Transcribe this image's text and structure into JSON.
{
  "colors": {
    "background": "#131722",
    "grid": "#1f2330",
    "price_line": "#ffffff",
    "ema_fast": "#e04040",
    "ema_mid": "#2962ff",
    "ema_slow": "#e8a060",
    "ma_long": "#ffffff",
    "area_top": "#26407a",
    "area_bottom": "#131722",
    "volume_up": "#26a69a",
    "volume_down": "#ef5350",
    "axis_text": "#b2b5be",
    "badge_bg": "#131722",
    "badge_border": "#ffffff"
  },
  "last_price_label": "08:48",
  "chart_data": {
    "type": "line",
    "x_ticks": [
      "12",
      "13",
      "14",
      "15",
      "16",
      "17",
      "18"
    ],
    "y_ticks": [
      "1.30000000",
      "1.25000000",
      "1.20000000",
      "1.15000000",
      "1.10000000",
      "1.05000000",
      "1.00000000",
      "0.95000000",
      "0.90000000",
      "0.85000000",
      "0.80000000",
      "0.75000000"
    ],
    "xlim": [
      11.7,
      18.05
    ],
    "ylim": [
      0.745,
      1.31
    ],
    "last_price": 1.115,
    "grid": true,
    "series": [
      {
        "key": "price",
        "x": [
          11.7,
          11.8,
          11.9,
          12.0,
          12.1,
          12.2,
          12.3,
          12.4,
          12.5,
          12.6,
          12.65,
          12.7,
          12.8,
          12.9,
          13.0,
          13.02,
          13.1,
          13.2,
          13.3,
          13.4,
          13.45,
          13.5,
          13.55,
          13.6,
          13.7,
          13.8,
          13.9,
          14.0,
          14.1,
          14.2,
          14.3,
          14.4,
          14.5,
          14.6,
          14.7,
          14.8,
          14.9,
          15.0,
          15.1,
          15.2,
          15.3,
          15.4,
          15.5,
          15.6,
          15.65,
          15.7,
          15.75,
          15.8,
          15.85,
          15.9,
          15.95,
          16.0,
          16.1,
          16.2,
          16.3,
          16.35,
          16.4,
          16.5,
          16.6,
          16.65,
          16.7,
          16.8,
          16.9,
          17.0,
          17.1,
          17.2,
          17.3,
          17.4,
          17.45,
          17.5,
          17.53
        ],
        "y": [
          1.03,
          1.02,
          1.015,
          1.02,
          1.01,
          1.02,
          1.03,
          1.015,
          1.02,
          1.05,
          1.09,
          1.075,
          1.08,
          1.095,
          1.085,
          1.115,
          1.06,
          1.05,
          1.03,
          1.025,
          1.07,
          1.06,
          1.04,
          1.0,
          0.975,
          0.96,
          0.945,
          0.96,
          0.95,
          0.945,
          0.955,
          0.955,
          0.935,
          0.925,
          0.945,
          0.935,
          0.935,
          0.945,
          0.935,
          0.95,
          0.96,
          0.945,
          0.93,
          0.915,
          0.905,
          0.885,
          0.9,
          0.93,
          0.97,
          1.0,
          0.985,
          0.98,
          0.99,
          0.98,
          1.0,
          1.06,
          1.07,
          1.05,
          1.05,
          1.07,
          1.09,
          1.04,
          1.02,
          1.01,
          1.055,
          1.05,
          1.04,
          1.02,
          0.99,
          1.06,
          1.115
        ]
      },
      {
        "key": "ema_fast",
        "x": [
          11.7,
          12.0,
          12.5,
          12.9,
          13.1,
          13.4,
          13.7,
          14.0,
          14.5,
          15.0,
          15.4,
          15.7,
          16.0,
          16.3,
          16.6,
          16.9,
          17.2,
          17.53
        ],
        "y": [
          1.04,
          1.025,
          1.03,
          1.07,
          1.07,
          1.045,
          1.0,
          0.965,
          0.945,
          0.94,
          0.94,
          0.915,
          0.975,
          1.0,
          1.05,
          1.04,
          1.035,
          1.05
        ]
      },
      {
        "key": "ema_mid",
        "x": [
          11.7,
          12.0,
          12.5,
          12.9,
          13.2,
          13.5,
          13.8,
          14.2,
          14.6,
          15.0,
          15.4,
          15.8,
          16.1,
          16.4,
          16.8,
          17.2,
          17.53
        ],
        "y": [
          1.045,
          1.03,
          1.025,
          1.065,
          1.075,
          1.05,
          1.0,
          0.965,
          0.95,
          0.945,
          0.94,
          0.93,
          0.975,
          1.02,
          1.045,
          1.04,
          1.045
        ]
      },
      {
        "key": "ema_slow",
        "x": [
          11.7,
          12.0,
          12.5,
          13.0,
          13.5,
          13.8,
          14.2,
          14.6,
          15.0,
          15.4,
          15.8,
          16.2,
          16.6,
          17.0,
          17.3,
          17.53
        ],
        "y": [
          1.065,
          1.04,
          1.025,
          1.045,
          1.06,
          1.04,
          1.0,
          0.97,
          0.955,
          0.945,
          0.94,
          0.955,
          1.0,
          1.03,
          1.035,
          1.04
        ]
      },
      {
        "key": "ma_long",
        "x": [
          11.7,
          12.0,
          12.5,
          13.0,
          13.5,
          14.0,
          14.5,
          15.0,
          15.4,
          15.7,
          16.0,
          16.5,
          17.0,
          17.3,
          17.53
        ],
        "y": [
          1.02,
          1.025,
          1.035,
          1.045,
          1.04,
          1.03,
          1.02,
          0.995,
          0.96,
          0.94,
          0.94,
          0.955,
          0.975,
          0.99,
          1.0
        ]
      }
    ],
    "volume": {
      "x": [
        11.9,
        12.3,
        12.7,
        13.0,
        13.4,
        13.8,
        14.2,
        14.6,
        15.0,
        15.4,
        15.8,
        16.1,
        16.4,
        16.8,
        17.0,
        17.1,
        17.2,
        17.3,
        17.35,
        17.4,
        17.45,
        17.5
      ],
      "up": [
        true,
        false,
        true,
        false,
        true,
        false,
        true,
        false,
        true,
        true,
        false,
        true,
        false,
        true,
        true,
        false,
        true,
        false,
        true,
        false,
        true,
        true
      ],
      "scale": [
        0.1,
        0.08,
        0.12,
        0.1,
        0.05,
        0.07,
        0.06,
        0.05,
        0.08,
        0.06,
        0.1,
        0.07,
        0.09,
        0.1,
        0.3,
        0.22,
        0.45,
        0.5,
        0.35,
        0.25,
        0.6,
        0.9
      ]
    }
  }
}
+++
Your instructions: Set down the entries verbatim, leaving none out.

Final answer:
Transcribe this image's text and structure into JSON.
{
  "colors": {
    "background": "#131722",
    "grid": "#1f2330",
    "price_line": "#ffffff",
    "ema_fast": "#e04040",
    "ema_mid": "#2962ff",
    "ema_slow": "#e8a060",
    "ma_long": "#ffffff",
    "area_top": "#26407a",
    "area_bottom": "#131722",
    "volume_up": "#26a69a",
    "volume_down": "#ef5350",
    "axis_text": "#b2b5be",
    "badge_bg": "#131722",
    "badge_border": "#ffffff"
  },
  "last_price_label": "08:48",
  "chart_data": {
    "type": "line",
    "x_ticks": [
      "12",
      "13",
      "14",
      "15",
      "16",
      "17",
      "18"
    ],
    "y_ticks": [
      "1.30000000",
      "1.25000000",
      "1.20000000",
      "1.15000000",
      "1.10000000",
      "1.05000000",
      "1.00000000",
      "0.95000000",
      "0.90000000",
      "0.85000000",
      "0.80000000",
      "0.75000000"
    ],
    "xlim": [
      11.7,
      18.05
    ],
    "ylim": [
      0.745,
      1.31
    ],
    "last_price": 1.115,
    "grid": true,
    "series": [
      {
        "key": "price",
        "x": [
          11.7,
          11.8,
          11.9,
          12.0,
          12.1,
          12.2,
          12.3,
          12.4,
          12.5,
          12.6,
          12.65,
          12.7,
          12.8,
          12.9,
          13.0,
          13.02,
          13.1,
          13.2,
          13.3,
          13.4,
          13.45,
          13.5,
          13.55,
          13.6,
          13.7,
          13.8,
          13.9,
          14.0,
          14.1,
          14.2,
          14.3,
          14.4,
          14.5,
          14.6,
          14.7,
          14.8,
          14.9,
          15.0,
          15.1,
          15.2,
          15.3,
          15.4,
          15.5,
          15.6,
          15.65,
          15.7,
          15.75,
          15.8,
          15.85,
          15.9,
          15.95,
          16.0,
          16.1,
          16.2,
          16.3,
          16.35,
          16.4,
          16.5,
          16.6,
          16.65,
          16.7,
          16.8,
          16.9,
          17.0,
          17.1,
          17.2,
          17.3,
          17.4,
          17.45,
          17.5,
          17.53
        ],
        "y": [
          1.03,
          1.02,
          1.015,
          1.02,
          1.01,
          1.02,
          1.03,
          1.015,
          1.02,
          1.05,
          1.09,
          1.075,
          1.08,
          1.095,
          1.085,
          1.115,
          1.06,
          1.05,
          1.03,
          1.025,
          1.07,
          1.06,
          1.04,
          1.0,
          0.975,
          0.96,
          0.945,
          0.96,
          0.95,
          0.945,
          0.955,
          0.955,
          0.935,
          0.925,
          0.945,
          0.935,
          0.935,
          0.945,
          0.935,
          0.95,
          0.96,
          0.945,
          0.93,
          0.915,
          0.905,
          0.885,
          0.9,
          0.93,
          0.97,
          1.0,
          0.985,
          0.98,
          0.99,
          0.98,
          1.0,
          1.06,
          1.07,
          1.05,
          1.05,
          1.07,
          1.09,
          1.04,
          1.02,
          1.01,
          1.055,
          1.05,
          1.04,
          1.02,
          0.99,
          1.06,
          1.115
        ]
      },
      {
        "key": "ema_fast",
        "x": [
          11.7,
          12.0,
          12.5,
          12.9,
          13.1,
          13.4,
          13.7,
          14.0,
          14.5,
          15.0,
          15.4,
          15.7,
          16.0,
          16.3,
          16.6,
          16.9,
          17.2,
          17.53
        ],
        "y": [
          1.04,
          1.025,
          1.03,
          1.07,
          1.07,
          1.045,
          1.0,
          0.965,
          0.945,
          0.94,
          0.94,
          0.915,
          0.975,
          1.0,
          1.05,
          1.04,
          1.035,
          1.05
        ]
      },
      {
        "key": "ema_mid",
        "x": [
          11.7,
          12.0,
          12.5,
          12.9,
          13.2,
          13.5,
          13.8,
          14.2,
          14.6,
          15.0,
          15.4,
          15.8,
          16.1,
          16.4,
          16.8,
          17.2,
          17.53
        ],
        "y": [
          1.045,
          1.03,
          1.025,
          1.065,
          1.075,
          1.05,
          1.0,
          0.965,
          0.95,
          0.945,
          0.94,
          0.93,
          0.975,
          1.02,
          1.045,
          1.04,
          1.045
        ]
      },
      {
        "key": "ema_slow",
        "x": [
          11.7,
          12.0,
          12.5,
          13.0,
          13.5,
          13.8,
          14.2,
          14.6,
          15.0,
          15.4,
          15.8,
          16.2,
          16.6,
          17.0,
          17.3,
          17.53
        ],
        "y": [
          1.065,
          1.04,
          1.025,
          1.045,
          1.06,
          1.04,
          1.0,
          0.97,
          0.955,
          0.945,
          0.94,
          0.955,
          1.0,
          1.03,
          1.035,
          1.04
        ]
      },
      {
        "key": "ma_long",
        "x": [
          11.7,
          12.0,
          12.5,
          13.0,
          13.5,
          14.0,
          14.5,
          15.0,
          15.4,
          15.7,
          16.0,
          16.5,
          17.0,
          17.3,
          17.53
        ],
        "y": [
          1.02,
          1.025,
          1.035,
          1.045,
          1.04,
          1.03,
          1.02,
          0.995,
          0.96,
          0.94,
          0.94,
          0.955,
          0.975,
          0.99,
          1.0
        ]
      }
    ],
    "volume": {
      "x": [
        11.9,
        12.3,
        12.7,
        13.0,
        13.4,
        13.8,
        14.2,
        14.6,
        15.0,
        15.4,
        15.8,
        16.1,
        16.4,
        16.8,
        17.0,
        17.1,
        17.2,
        17.3,
        17.35,
        17.4,
        17.45,
        17.5
      ],
      "up": [
        true,
        false,
        true,
        false,
        true,
        false,
        true,
        false,
        true,
        true,
        false,
        true,
        false,
        true,
        true,
        false,
        true,
        false,
        true,
        false,
        true,
        true
      ],
      "scale": [
        0.1,
        0.08,
        0.12,
        0.1,
        0.05,
        0.07,
        0.06,
        0.05,
        0.08,
        0.06,
        0.1,
        0.07,
        0.09,
        0.1,
        0.3,
        0.22,
        0.45,
        0.5,
        0.35,
        0.25,
        0.6,
        0.9
      ]
    }
  }
}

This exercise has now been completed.